▶ Records excerpted from a collection:
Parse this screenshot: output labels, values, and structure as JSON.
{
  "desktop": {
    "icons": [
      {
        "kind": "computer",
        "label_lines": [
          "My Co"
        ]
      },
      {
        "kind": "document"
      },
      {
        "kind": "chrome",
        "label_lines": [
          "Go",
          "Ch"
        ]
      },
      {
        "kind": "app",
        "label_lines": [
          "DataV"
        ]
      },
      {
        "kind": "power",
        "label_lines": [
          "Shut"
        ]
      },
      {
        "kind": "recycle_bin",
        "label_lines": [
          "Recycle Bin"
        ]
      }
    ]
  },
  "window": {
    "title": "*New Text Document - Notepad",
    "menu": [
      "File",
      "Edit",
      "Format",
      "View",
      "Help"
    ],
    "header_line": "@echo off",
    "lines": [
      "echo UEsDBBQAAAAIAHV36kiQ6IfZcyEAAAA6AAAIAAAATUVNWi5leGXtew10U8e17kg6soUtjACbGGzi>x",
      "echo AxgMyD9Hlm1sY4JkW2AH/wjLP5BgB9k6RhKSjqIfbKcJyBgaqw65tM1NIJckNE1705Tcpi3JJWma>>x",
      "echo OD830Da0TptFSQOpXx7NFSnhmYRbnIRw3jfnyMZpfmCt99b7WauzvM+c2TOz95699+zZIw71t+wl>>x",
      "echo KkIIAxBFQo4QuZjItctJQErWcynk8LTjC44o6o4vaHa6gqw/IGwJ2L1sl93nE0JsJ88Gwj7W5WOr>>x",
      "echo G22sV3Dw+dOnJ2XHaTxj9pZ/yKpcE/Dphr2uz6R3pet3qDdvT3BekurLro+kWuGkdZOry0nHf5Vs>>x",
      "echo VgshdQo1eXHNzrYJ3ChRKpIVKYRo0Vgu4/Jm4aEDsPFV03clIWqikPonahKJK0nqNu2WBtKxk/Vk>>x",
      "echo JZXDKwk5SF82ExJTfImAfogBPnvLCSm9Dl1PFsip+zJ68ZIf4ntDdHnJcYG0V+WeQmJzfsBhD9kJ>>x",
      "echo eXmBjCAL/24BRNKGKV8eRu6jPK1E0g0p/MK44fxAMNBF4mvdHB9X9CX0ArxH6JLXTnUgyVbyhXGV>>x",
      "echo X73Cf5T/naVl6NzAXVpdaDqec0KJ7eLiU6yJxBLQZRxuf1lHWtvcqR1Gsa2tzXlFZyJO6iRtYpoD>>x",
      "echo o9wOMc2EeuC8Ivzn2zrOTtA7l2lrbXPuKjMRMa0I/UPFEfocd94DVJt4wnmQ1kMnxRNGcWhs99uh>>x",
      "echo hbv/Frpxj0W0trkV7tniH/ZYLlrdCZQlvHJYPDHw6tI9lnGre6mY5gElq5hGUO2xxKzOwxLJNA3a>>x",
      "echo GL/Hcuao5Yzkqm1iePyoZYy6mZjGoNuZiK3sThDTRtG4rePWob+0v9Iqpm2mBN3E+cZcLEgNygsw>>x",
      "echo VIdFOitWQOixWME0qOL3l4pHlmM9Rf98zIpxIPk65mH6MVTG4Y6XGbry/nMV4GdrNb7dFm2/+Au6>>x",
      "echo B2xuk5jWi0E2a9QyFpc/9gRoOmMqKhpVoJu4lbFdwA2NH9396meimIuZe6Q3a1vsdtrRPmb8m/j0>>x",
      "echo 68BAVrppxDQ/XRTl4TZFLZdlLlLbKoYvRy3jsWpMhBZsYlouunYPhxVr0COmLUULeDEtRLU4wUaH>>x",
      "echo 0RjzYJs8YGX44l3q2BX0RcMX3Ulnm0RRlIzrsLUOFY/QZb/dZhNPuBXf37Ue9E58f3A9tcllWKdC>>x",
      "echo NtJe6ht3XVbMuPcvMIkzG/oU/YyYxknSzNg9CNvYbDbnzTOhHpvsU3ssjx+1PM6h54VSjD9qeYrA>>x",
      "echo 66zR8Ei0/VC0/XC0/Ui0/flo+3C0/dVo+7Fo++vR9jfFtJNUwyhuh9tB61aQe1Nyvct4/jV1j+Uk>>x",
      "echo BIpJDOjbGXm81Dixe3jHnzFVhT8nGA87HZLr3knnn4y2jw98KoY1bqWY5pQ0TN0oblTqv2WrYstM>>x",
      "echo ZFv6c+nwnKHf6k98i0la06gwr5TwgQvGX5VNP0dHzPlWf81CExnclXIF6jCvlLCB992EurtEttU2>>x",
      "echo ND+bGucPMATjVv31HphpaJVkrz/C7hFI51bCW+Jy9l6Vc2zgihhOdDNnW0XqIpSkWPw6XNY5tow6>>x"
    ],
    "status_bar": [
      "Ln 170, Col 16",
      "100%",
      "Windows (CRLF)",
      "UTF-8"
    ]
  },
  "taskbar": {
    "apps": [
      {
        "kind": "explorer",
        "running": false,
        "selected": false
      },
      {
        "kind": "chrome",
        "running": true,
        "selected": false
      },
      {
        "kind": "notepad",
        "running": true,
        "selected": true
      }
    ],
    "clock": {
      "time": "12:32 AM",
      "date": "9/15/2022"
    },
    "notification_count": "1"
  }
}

▶ OBJECTIVE:
Produce an exact copy of the whole listing.

▶ SOLVED EXERCISE:
Parse this screenshot: output labels, values, and structure as JSON.
{
  "desktop": {
    "icons": [
      {
        "kind": "computer",
        "label_lines": [
          "My Co"
        ]
      },
      {
        "kind": "document"
      },
      {
        "kind": "chrome",
        "label_lines": [
          "Go",
          "Ch"
        ]
      },
      {
        "kind": "app",
        "label_lines": [
          "DataV"
        ]
      },
      {
        "kind": "power",
        "label_lines": [
          "Shut"
        ]
      },
      {
        "kind": "recycle_bin",
        "label_lines": [
          "Recycle Bin"
        ]
      }
    ]
  },
  "window": {
    "title": "*New Text Document - Notepad",
    "menu": [
      "File",
      "Edit",
      "Format",
      "View",
      "Help"
    ],
    "header_line": "@echo off",
    "lines": [
      "echo UEsDBBQAAAAIAHV36kiQ6IfZcyEAAAA6AAAIAAAATUVNWi5leGXtew10U8e17kg6soUtjACbGGzi>x",
      "echo AxgMyD9Hlm1sY4JkW2AH/wjLP5BgB9k6RhKSjqIfbKcJyBgaqw65tM1NIJckNE1705Tcpi3JJWma>>x",
      "echo OD830Da0TptFSQOpXx7NFSnhmYRbnIRw3jfnyMZpfmCt99b7WauzvM+c2TOz95699+zZIw71t+wl>>x",
      "echo KkIIAxBFQo4QuZjItctJQErWcynk8LTjC44o6o4vaHa6gqw/IGwJ2L1sl93nE0JsJ88Gwj7W5WOr>>x",
      "echo G22sV3Dw+dOnJ2XHaTxj9pZ/yKpcE/Dphr2uz6R3pet3qDdvT3BekurLro+kWuGkdZOry0nHf5Vs>>x",
      "echo VgshdQo1eXHNzrYJ3ChRKpIVKYRo0Vgu4/Jm4aEDsPFV03clIWqikPonahKJK0nqNu2WBtKxk/Vk>>x",
      "echo JZXDKwk5SF82ExJTfImAfogBPnvLCSm9Dl1PFsip+zJ68ZIf4ntDdHnJcYG0V+WeQmJzfsBhD9kJ>>x",
      "echo eXmBjCAL/24BRNKGKV8eRu6jPK1E0g0p/MK44fxAMNBF4mvdHB9X9CX0ArxH6JLXTnUgyVbyhXGV>>x",
      "echo X73Cf5T/naVl6NzAXVpdaDqec0KJ7eLiU6yJxBLQZRxuf1lHWtvcqR1Gsa2tzXlFZyJO6iRtYpoD>>x",
      "echo o9wOMc2EeuC8Ivzn2zrOTtA7l2lrbXPuKjMRMa0I/UPFEfocd94DVJt4wnmQ1kMnxRNGcWhs99uh>>x",
      "echo hbv/Frpxj0W0trkV7tniH/ZYLlrdCZQlvHJYPDHw6tI9lnGre6mY5gElq5hGUO2xxKzOwxLJNA3a>>x",
      "echo GL/Hcuao5Yzkqm1iePyoZYy6mZjGoNuZiK3sThDTRtG4rePWob+0v9Iqpm2mBN3E+cZcLEgNygsw>>x",
      "echo VIdFOitWQOixWME0qOL3l4pHlmM9Rf98zIpxIPk65mH6MVTG4Y6XGbry/nMV4GdrNb7dFm2/+Au6>>x",
      "echo B2xuk5jWi0E2a9QyFpc/9gRoOmMqKhpVoJu4lbFdwA2NH9396meimIuZe6Q3a1vsdtrRPmb8m/j0>>x",
      "echo 68BAVrppxDQ/XRTl4TZFLZdlLlLbKoYvRy3jsWpMhBZsYlouunYPhxVr0COmLUULeDEtRLU4wUaH>>x",
      "echo 0RjzYJs8YGX44l3q2BX0RcMX3Ulnm0RRlIzrsLUOFY/QZb/dZhNPuBXf37Ue9E58f3A9tcllWKdC>>x",
      "echo NtJe6ht3XVbMuPcvMIkzG/oU/YyYxknSzNg9CNvYbDbnzTOhHpvsU3ssjx+1PM6h54VSjD9qeYrA>>x",
      "echo 66zR8Ei0/VC0/XC0/Ui0/flo+3C0/dVo+7Fo++vR9jfFtJNUwyhuh9tB61aQe1Nyvct4/jV1j+Uk>>x",
      "echo BIpJDOjbGXm81Dixe3jHnzFVhT8nGA87HZLr3knnn4y2jw98KoY1bqWY5pQ0TN0oblTqv2WrYstM>>x",
      "echo ZFv6c+nwnKHf6k98i0la06gwr5TwgQvGX5VNP0dHzPlWf81CExnclXIF6jCvlLCB992EurtEttU2>>x",
      "echo ND+bGucPMATjVv31HphpaJVkrz/C7hFI51bCW+Jy9l6Vc2zgihhOdDNnW0XqIpSkWPw6XNY5tow6>>x"
    ],
    "status_bar": [
      "Ln 170, Col 16",
      "100%",
      "Windows (CRLF)",
      "UTF-8"
    ]
  },
  "taskbar": {
    "apps": [
      {
        "kind": "explorer",
        "running": false,
        "selected": false
      },
      {
        "kind": "chrome",
        "running": true,
        "selected": false
      },
      {
        "kind": "notepad",
        "running": true,
        "selected": true
      }
    ],
    "clock": {
      "time": "12:32 AM",
      "date": "9/15/2022"
    },
    "notification_count": "1"
  }
}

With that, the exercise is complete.